What is asked
Pull out every line below containing the word "Política".

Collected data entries
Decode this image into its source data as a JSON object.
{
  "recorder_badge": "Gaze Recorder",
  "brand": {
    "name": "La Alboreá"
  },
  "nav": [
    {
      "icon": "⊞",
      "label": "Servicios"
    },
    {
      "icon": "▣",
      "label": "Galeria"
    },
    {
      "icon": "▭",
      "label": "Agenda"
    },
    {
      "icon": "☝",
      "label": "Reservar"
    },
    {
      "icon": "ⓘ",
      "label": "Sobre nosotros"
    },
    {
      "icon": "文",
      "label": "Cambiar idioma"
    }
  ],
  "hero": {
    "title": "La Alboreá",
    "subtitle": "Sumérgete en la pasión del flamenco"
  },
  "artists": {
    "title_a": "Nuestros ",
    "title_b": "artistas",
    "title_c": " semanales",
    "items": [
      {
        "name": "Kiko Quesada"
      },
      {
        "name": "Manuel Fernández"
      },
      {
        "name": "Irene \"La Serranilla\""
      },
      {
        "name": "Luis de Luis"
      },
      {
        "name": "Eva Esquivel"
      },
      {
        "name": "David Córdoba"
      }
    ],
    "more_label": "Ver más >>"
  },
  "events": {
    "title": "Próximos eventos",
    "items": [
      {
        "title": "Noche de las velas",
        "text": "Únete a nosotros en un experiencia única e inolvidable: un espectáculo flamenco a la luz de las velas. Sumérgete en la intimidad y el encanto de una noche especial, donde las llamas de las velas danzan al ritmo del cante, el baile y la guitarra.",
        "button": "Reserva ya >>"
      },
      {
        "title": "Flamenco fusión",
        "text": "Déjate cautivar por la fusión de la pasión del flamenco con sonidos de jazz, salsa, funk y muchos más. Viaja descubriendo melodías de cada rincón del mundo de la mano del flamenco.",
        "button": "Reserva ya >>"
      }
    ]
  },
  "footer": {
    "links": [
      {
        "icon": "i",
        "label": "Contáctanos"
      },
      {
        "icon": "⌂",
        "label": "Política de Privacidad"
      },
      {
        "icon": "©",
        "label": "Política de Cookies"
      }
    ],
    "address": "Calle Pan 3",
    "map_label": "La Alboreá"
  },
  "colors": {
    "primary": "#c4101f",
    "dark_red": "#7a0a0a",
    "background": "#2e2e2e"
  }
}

Response to this exercise
        "label": "Política de Privacidad"
        "label": "Política de Cookies"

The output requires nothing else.